*PROBLEM DESCRIPTION:* Pull every line holding the string "ylabel" from the records below.
[start RECORDS]
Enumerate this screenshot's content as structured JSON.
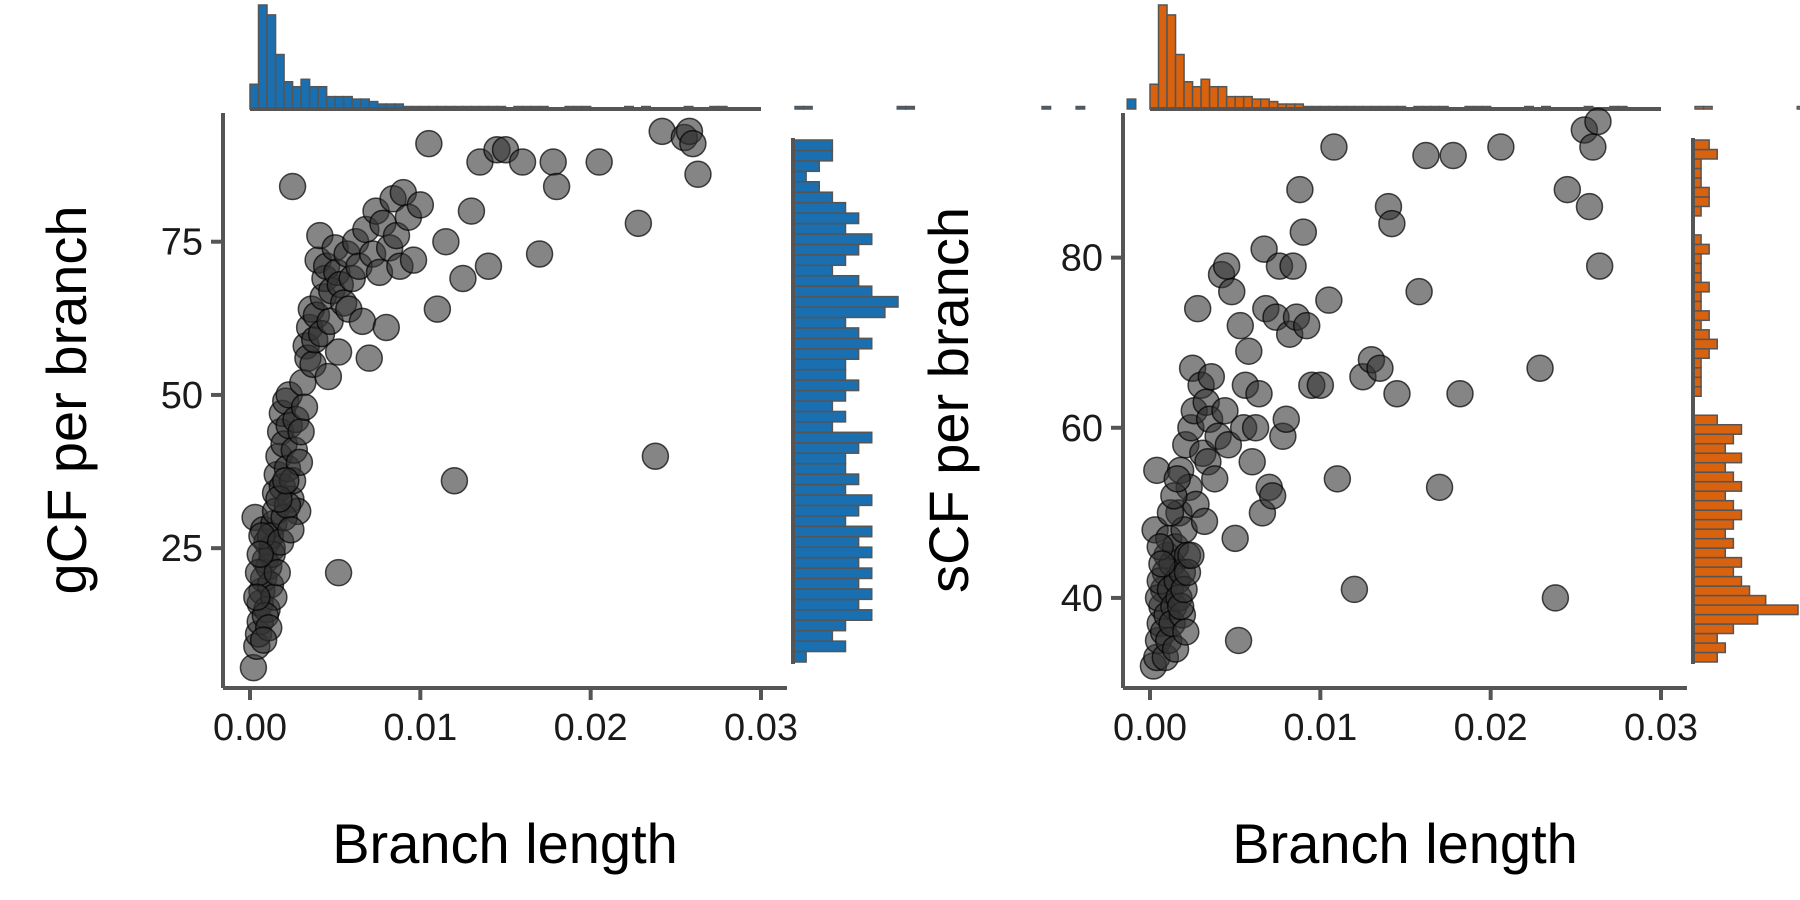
{
  "colors": {
    "axis": "#555555",
    "point": "#333333",
    "panel1_hist": "#1a6fb0",
    "panel2_hist": "#d9620f"
  },
  "chart_data": [
    {
      "type": "scatter",
      "title": "",
      "xlabel": "Branch length",
      "ylabel": "gCF per branch",
      "xlim": [
        0,
        0.03
      ],
      "ylim": [
        3,
        96
      ],
      "xticks": [
        0,
        0.01,
        0.02,
        0.03
      ],
      "xtick_labels": [
        "0.00",
        "0.01",
        "0.02",
        "0.03"
      ],
      "yticks": [
        25,
        50,
        75
      ],
      "ytick_labels": [
        "25",
        "50",
        "75"
      ],
      "grid": false,
      "marginal_histograms": true,
      "points": [
        [
          0.0002,
          5.5
        ],
        [
          0.0004,
          9
        ],
        [
          0.0005,
          11
        ],
        [
          0.0006,
          13
        ],
        [
          0.0006,
          16
        ],
        [
          0.0007,
          18
        ],
        [
          0.0008,
          20
        ],
        [
          0.0009,
          23
        ],
        [
          0.0003,
          30
        ],
        [
          0.0008,
          28
        ],
        [
          0.001,
          26
        ],
        [
          0.0011,
          22
        ],
        [
          0.0012,
          19
        ],
        [
          0.0013,
          25
        ],
        [
          0.0014,
          29
        ],
        [
          0.0015,
          34
        ],
        [
          0.0015,
          31
        ],
        [
          0.0016,
          37
        ],
        [
          0.0017,
          40
        ],
        [
          0.0018,
          44
        ],
        [
          0.0019,
          47
        ],
        [
          0.0019,
          35
        ],
        [
          0.002,
          42
        ],
        [
          0.0021,
          49
        ],
        [
          0.0022,
          38
        ],
        [
          0.0023,
          45
        ],
        [
          0.0023,
          50
        ],
        [
          0.0024,
          33
        ],
        [
          0.0025,
          36
        ],
        [
          0.0026,
          41
        ],
        [
          0.0027,
          46
        ],
        [
          0.0028,
          31
        ],
        [
          0.0029,
          39
        ],
        [
          0.003,
          44
        ],
        [
          0.0031,
          52
        ],
        [
          0.0032,
          48
        ],
        [
          0.0033,
          58
        ],
        [
          0.0034,
          56
        ],
        [
          0.0035,
          61
        ],
        [
          0.0036,
          64
        ],
        [
          0.0037,
          55
        ],
        [
          0.0038,
          59
        ],
        [
          0.0039,
          63
        ],
        [
          0.004,
          72
        ],
        [
          0.0041,
          76
        ],
        [
          0.0042,
          60
        ],
        [
          0.0043,
          66
        ],
        [
          0.0044,
          69
        ],
        [
          0.0045,
          71
        ],
        [
          0.0046,
          53
        ],
        [
          0.0047,
          62
        ],
        [
          0.0048,
          67
        ],
        [
          0.005,
          74
        ],
        [
          0.0051,
          70
        ],
        [
          0.0052,
          57
        ],
        [
          0.0053,
          68
        ],
        [
          0.0055,
          65
        ],
        [
          0.0057,
          73
        ],
        [
          0.0058,
          64
        ],
        [
          0.006,
          69
        ],
        [
          0.0062,
          75
        ],
        [
          0.0064,
          71
        ],
        [
          0.0066,
          62
        ],
        [
          0.0068,
          77
        ],
        [
          0.007,
          56
        ],
        [
          0.0072,
          73
        ],
        [
          0.0074,
          80
        ],
        [
          0.0076,
          70
        ],
        [
          0.0078,
          78
        ],
        [
          0.008,
          61
        ],
        [
          0.0082,
          74
        ],
        [
          0.0084,
          82
        ],
        [
          0.0086,
          76
        ],
        [
          0.0088,
          71
        ],
        [
          0.009,
          83
        ],
        [
          0.0093,
          79
        ],
        [
          0.0096,
          72
        ],
        [
          0.01,
          81
        ],
        [
          0.0105,
          91
        ],
        [
          0.011,
          64
        ],
        [
          0.0115,
          75
        ],
        [
          0.012,
          36
        ],
        [
          0.0125,
          69
        ],
        [
          0.013,
          80
        ],
        [
          0.0135,
          88
        ],
        [
          0.014,
          71
        ],
        [
          0.0145,
          90
        ],
        [
          0.015,
          90
        ],
        [
          0.016,
          88
        ],
        [
          0.017,
          73
        ],
        [
          0.0178,
          88
        ],
        [
          0.018,
          84
        ],
        [
          0.0205,
          88
        ],
        [
          0.0228,
          78
        ],
        [
          0.0238,
          40
        ],
        [
          0.0242,
          93
        ],
        [
          0.0255,
          92
        ],
        [
          0.0258,
          93
        ],
        [
          0.026,
          91
        ],
        [
          0.0263,
          86
        ],
        [
          0.0052,
          21
        ],
        [
          0.0025,
          84
        ],
        [
          0.001,
          15
        ],
        [
          0.0012,
          27
        ],
        [
          0.0013,
          24
        ],
        [
          0.0014,
          17
        ],
        [
          0.0005,
          21
        ],
        [
          0.0007,
          27
        ],
        [
          0.0009,
          14
        ],
        [
          0.0011,
          12
        ],
        [
          0.0016,
          21
        ],
        [
          0.0018,
          26
        ],
        [
          0.002,
          30
        ],
        [
          0.0022,
          32
        ],
        [
          0.0024,
          28
        ],
        [
          0.0004,
          17
        ],
        [
          0.0006,
          24
        ],
        [
          0.0008,
          10
        ],
        [
          0.0017,
          33
        ],
        [
          0.0021,
          36
        ]
      ],
      "x_hist": {
        "bin_width": 0.0005,
        "counts": [
          10,
          42,
          38,
          22,
          11,
          9,
          12,
          9,
          9,
          5,
          5,
          5,
          4,
          4,
          3,
          2,
          2,
          2,
          1,
          1,
          1,
          1,
          1,
          1,
          1,
          1,
          1,
          1,
          1,
          1,
          0,
          1,
          1,
          1,
          1,
          0,
          0,
          1,
          1,
          1,
          0,
          0,
          0,
          0,
          1,
          0,
          1,
          0,
          0,
          0,
          0,
          1,
          0,
          0,
          1,
          1,
          0,
          0,
          0,
          0,
          0,
          0,
          0,
          0,
          1,
          1,
          0,
          0,
          0,
          0,
          0,
          0,
          0,
          0,
          0,
          0,
          1,
          1,
          0,
          0,
          0,
          0,
          0,
          0,
          0,
          0,
          0,
          0,
          0,
          0,
          0,
          0,
          0,
          1,
          0,
          0,
          0,
          1,
          0,
          0,
          0,
          0,
          0,
          4
        ]
      },
      "y_hist": {
        "bin_start": 5,
        "bin_width": 2,
        "counts": [
          1,
          4,
          3,
          4,
          6,
          5,
          6,
          5,
          6,
          5,
          6,
          5,
          6,
          4,
          5,
          6,
          4,
          5,
          4,
          4,
          5,
          6,
          3,
          4,
          3,
          4,
          5,
          4,
          4,
          5,
          6,
          5,
          4,
          7,
          8,
          6,
          5,
          3,
          4,
          5,
          6,
          4,
          5,
          4,
          3,
          2,
          1,
          2,
          3,
          3
        ]
      }
    },
    {
      "type": "scatter",
      "title": "",
      "xlabel": "Branch length",
      "ylabel": "sCF per branch",
      "xlim": [
        0,
        0.03
      ],
      "ylim": [
        30,
        97
      ],
      "xticks": [
        0,
        0.01,
        0.02,
        0.03
      ],
      "xtick_labels": [
        "0.00",
        "0.01",
        "0.02",
        "0.03"
      ],
      "yticks": [
        40,
        60,
        80
      ],
      "ytick_labels": [
        "40",
        "60",
        "80"
      ],
      "grid": false,
      "marginal_histograms": true,
      "points": [
        [
          0.0002,
          32
        ],
        [
          0.0004,
          33
        ],
        [
          0.0005,
          35
        ],
        [
          0.0006,
          37
        ],
        [
          0.0007,
          39
        ],
        [
          0.0008,
          41
        ],
        [
          0.0009,
          43
        ],
        [
          0.001,
          45
        ],
        [
          0.0003,
          48
        ],
        [
          0.0004,
          55
        ],
        [
          0.0005,
          40
        ],
        [
          0.0006,
          42
        ],
        [
          0.0008,
          36
        ],
        [
          0.001,
          38
        ],
        [
          0.0011,
          47
        ],
        [
          0.0012,
          41
        ],
        [
          0.0013,
          44
        ],
        [
          0.0014,
          39
        ],
        [
          0.0015,
          46
        ],
        [
          0.0016,
          42
        ],
        [
          0.0017,
          50
        ],
        [
          0.0018,
          55
        ],
        [
          0.0019,
          43
        ],
        [
          0.002,
          48
        ],
        [
          0.0021,
          58
        ],
        [
          0.0022,
          45
        ],
        [
          0.0023,
          53
        ],
        [
          0.0024,
          60
        ],
        [
          0.0025,
          67
        ],
        [
          0.0026,
          62
        ],
        [
          0.0027,
          51
        ],
        [
          0.0028,
          74
        ],
        [
          0.003,
          65
        ],
        [
          0.0031,
          57
        ],
        [
          0.0032,
          49
        ],
        [
          0.0033,
          63
        ],
        [
          0.0034,
          56
        ],
        [
          0.0035,
          61
        ],
        [
          0.0036,
          66
        ],
        [
          0.0038,
          54
        ],
        [
          0.004,
          59
        ],
        [
          0.0042,
          78
        ],
        [
          0.0044,
          62
        ],
        [
          0.0045,
          79
        ],
        [
          0.0046,
          58
        ],
        [
          0.0048,
          76
        ],
        [
          0.005,
          47
        ],
        [
          0.0052,
          35
        ],
        [
          0.0053,
          72
        ],
        [
          0.0055,
          60
        ],
        [
          0.0056,
          65
        ],
        [
          0.0058,
          69
        ],
        [
          0.006,
          56
        ],
        [
          0.0062,
          60
        ],
        [
          0.0064,
          64
        ],
        [
          0.0066,
          50
        ],
        [
          0.0067,
          81
        ],
        [
          0.0068,
          74
        ],
        [
          0.007,
          53
        ],
        [
          0.0072,
          52
        ],
        [
          0.0074,
          73
        ],
        [
          0.0076,
          79
        ],
        [
          0.0078,
          59
        ],
        [
          0.008,
          61
        ],
        [
          0.0082,
          71
        ],
        [
          0.0084,
          79
        ],
        [
          0.0086,
          73
        ],
        [
          0.0088,
          88
        ],
        [
          0.009,
          83
        ],
        [
          0.0092,
          72
        ],
        [
          0.0095,
          65
        ],
        [
          0.01,
          65
        ],
        [
          0.0105,
          75
        ],
        [
          0.0108,
          93
        ],
        [
          0.011,
          54
        ],
        [
          0.012,
          41
        ],
        [
          0.0125,
          66
        ],
        [
          0.013,
          68
        ],
        [
          0.0135,
          67
        ],
        [
          0.014,
          86
        ],
        [
          0.0142,
          84
        ],
        [
          0.0145,
          64
        ],
        [
          0.0158,
          76
        ],
        [
          0.0162,
          92
        ],
        [
          0.017,
          53
        ],
        [
          0.0178,
          92
        ],
        [
          0.0182,
          64
        ],
        [
          0.0206,
          93
        ],
        [
          0.0229,
          67
        ],
        [
          0.0238,
          40
        ],
        [
          0.0245,
          88
        ],
        [
          0.0255,
          95
        ],
        [
          0.0258,
          86
        ],
        [
          0.026,
          93
        ],
        [
          0.0263,
          96
        ],
        [
          0.0264,
          79
        ],
        [
          0.0006,
          46
        ],
        [
          0.0009,
          33
        ],
        [
          0.0011,
          35
        ],
        [
          0.0013,
          37
        ],
        [
          0.0015,
          34
        ],
        [
          0.0017,
          40
        ],
        [
          0.0019,
          38
        ],
        [
          0.0021,
          36
        ],
        [
          0.0007,
          44
        ],
        [
          0.0012,
          50
        ],
        [
          0.0014,
          52
        ],
        [
          0.0016,
          54
        ],
        [
          0.0018,
          39
        ],
        [
          0.002,
          41
        ],
        [
          0.0022,
          43
        ],
        [
          0.0024,
          45
        ]
      ],
      "x_hist": {
        "bin_width": 0.0005,
        "counts": [
          10,
          42,
          38,
          22,
          11,
          9,
          12,
          9,
          9,
          5,
          5,
          5,
          4,
          4,
          3,
          2,
          2,
          2,
          1,
          1,
          1,
          1,
          1,
          1,
          1,
          1,
          1,
          1,
          1,
          1,
          0,
          1,
          1,
          1,
          1,
          0,
          0,
          1,
          1,
          1,
          0,
          0,
          0,
          0,
          1,
          0,
          1,
          0,
          0,
          0,
          0,
          1,
          0,
          0,
          1,
          1,
          0,
          0,
          0,
          0,
          0,
          0,
          0,
          0,
          1,
          1,
          0,
          0,
          0,
          0,
          0,
          0,
          0,
          0,
          0,
          0,
          1,
          1,
          0,
          0,
          0,
          0,
          0,
          0,
          0,
          0,
          0,
          0,
          0,
          0,
          0,
          0,
          0,
          1,
          0,
          0,
          0,
          1,
          0,
          0,
          0,
          0,
          0,
          4
        ]
      },
      "y_hist": {
        "bin_start": 32,
        "bin_width": 1.25,
        "counts": [
          3,
          4,
          3,
          5,
          8,
          13,
          9,
          7,
          6,
          5,
          6,
          4,
          5,
          4,
          5,
          6,
          5,
          4,
          6,
          5,
          4,
          6,
          4,
          5,
          6,
          3,
          0,
          0,
          1,
          1,
          1,
          1,
          2,
          3,
          2,
          1,
          2,
          1,
          1,
          2,
          1,
          1,
          1,
          2,
          1,
          0,
          0,
          1,
          2,
          2,
          1,
          1,
          1,
          3,
          2
        ]
      }
    }
  ]
}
[end RECORDS]
*TASK RESULT:*
      "ylabel": "gCF per branch",
      "ylabel": "sCF per branch",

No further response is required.